:: TASK DETAILS ::
Only the lines holding the string "value" are needed. Copy each one.

:: SOURCE MATERIAL ::

---*---

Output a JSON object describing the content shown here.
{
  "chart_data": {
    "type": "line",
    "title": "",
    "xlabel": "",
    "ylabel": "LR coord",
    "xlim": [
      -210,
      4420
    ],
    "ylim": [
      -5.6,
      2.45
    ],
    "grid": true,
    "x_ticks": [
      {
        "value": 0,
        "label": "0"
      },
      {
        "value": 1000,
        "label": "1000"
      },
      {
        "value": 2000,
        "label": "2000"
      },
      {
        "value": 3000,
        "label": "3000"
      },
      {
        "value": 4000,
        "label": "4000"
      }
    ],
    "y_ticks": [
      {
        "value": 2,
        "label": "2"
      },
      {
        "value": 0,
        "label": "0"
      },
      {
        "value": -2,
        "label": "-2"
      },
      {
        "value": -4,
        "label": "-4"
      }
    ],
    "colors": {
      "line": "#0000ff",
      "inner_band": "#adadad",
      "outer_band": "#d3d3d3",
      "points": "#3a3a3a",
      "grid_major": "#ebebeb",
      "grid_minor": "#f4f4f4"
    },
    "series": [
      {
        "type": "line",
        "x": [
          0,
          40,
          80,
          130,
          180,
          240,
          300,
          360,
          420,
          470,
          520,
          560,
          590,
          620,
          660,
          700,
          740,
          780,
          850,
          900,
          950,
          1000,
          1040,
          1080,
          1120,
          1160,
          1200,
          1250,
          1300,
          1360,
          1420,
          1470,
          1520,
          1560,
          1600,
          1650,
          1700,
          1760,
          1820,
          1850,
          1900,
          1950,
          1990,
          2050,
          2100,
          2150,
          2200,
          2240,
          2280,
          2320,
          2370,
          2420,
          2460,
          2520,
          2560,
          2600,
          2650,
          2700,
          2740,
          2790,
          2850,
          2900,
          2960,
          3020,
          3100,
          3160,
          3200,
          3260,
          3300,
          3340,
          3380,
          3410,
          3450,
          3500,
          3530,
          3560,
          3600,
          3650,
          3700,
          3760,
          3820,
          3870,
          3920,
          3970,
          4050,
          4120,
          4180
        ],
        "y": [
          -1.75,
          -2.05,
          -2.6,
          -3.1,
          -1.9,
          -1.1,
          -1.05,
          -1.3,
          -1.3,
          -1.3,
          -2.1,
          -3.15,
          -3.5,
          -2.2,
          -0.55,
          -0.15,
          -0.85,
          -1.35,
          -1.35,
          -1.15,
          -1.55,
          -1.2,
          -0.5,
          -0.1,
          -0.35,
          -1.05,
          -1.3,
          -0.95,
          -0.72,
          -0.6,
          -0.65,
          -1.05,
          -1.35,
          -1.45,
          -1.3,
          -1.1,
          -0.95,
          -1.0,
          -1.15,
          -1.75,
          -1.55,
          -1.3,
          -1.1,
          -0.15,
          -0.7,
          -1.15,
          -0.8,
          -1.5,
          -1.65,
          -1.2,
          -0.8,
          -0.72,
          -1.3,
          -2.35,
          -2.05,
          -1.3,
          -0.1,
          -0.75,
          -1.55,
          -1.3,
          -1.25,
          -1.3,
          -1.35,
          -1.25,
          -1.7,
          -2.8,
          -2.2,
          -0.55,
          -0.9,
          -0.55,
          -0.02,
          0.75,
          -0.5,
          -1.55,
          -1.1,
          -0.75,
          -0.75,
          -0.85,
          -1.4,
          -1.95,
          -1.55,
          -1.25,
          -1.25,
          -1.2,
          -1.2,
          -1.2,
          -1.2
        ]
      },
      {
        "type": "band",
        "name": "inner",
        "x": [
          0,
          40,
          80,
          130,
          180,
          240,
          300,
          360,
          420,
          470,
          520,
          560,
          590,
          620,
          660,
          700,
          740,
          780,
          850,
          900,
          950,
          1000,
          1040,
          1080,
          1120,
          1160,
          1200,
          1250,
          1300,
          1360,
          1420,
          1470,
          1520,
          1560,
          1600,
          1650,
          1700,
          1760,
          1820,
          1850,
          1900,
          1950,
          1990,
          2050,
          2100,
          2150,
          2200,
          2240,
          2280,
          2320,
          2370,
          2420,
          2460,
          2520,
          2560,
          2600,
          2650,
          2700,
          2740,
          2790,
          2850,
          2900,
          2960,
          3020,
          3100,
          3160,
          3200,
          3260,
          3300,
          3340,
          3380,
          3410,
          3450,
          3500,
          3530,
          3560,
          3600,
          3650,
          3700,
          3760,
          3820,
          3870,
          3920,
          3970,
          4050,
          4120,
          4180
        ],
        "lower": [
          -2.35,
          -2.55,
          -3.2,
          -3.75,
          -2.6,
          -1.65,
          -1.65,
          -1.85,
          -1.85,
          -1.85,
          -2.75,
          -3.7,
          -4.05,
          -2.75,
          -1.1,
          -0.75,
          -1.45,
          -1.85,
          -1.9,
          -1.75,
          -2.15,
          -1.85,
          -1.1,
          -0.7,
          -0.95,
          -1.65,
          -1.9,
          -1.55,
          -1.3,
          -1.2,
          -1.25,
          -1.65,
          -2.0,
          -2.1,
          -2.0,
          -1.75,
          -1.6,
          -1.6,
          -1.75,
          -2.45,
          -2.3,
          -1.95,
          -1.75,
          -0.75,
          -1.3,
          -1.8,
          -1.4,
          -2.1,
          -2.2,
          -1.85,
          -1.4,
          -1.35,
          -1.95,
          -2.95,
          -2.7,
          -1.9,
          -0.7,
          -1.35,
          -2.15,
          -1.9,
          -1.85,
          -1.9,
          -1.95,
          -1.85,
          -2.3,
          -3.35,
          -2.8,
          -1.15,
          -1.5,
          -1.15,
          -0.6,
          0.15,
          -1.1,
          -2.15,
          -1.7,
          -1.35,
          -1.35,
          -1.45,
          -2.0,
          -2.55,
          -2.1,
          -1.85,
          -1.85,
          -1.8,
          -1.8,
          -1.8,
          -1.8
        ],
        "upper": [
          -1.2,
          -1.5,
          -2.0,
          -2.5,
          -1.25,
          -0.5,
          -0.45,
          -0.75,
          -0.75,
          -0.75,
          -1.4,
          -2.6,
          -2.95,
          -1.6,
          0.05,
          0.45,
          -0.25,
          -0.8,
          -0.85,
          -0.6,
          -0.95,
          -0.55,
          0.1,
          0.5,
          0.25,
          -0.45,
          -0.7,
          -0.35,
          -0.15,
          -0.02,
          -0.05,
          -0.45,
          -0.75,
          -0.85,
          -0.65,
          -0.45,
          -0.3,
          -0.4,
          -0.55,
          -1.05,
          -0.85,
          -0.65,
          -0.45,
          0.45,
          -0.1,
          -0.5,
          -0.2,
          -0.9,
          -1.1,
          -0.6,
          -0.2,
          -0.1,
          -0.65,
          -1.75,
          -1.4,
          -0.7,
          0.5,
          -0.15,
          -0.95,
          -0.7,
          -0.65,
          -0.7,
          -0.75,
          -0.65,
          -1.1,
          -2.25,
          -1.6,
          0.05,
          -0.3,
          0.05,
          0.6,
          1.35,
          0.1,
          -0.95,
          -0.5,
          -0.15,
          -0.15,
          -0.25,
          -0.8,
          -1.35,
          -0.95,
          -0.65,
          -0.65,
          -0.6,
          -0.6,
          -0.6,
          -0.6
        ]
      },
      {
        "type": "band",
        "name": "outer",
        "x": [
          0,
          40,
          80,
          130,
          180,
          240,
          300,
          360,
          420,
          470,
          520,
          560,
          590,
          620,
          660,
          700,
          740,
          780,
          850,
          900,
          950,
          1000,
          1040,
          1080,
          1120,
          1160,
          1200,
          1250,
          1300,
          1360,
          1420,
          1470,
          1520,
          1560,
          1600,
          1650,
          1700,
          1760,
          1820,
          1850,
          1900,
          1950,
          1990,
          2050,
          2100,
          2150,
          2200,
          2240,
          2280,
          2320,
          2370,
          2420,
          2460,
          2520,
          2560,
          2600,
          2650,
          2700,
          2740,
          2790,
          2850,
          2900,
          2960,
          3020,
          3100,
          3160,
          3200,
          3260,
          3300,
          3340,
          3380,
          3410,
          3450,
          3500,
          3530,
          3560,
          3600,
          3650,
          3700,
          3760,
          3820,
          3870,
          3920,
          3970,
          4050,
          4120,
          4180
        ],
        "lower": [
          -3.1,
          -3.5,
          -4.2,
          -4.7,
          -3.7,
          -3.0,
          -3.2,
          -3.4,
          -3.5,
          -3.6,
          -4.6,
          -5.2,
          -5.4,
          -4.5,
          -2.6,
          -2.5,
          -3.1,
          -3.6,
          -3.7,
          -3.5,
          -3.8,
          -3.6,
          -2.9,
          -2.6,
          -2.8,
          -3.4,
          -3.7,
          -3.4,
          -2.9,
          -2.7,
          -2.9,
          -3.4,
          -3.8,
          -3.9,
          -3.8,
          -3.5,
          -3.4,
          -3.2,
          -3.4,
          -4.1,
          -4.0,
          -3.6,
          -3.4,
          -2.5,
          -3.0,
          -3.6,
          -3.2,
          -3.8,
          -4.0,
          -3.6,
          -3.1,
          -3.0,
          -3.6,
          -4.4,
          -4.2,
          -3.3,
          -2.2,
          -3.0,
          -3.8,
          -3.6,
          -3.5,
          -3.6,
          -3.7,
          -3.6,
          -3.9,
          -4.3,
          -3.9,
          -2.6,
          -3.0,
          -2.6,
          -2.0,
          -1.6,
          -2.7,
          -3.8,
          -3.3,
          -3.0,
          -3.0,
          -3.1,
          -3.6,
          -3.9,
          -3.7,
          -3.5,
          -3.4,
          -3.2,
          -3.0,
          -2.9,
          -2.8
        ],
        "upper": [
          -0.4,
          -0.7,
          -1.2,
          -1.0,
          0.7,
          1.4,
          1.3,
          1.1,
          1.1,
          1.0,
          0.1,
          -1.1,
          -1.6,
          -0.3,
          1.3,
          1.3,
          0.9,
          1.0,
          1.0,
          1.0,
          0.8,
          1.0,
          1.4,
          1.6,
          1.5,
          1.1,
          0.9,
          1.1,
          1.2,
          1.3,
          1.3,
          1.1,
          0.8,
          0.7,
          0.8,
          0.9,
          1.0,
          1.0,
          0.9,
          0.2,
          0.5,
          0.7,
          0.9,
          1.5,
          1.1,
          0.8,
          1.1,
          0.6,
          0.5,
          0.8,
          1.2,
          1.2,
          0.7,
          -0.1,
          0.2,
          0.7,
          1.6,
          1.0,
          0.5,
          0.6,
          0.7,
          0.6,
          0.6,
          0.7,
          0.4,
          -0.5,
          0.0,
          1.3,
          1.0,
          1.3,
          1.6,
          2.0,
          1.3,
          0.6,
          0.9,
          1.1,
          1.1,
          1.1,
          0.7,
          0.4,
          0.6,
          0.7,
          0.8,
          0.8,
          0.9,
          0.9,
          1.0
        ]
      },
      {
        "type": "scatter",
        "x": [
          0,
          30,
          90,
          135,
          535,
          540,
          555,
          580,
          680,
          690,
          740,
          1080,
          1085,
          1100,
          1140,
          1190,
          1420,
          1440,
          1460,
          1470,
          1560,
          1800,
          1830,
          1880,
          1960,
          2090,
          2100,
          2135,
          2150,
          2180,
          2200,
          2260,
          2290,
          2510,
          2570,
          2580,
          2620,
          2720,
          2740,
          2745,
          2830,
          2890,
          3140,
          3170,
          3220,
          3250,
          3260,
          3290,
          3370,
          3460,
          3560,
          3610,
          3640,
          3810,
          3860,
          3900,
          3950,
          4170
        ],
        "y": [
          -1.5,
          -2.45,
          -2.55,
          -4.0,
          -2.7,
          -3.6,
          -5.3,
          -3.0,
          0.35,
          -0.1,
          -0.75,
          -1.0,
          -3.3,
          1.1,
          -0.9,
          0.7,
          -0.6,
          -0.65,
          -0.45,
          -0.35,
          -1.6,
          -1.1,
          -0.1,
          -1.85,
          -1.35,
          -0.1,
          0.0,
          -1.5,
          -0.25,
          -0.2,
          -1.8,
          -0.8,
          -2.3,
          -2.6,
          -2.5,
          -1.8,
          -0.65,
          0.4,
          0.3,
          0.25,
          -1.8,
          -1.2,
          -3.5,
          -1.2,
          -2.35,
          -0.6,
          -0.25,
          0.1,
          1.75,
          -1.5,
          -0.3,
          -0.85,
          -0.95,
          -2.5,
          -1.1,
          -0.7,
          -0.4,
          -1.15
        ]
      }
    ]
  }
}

---*---

:: EXPECTED ANSWER ::
        "value": 0,
        "value": 1000,
        "value": 2000,
        "value": 3000,
        "value": 4000,
        "value": 2,
        "value": 0,
        "value": -2,
        "value": -4,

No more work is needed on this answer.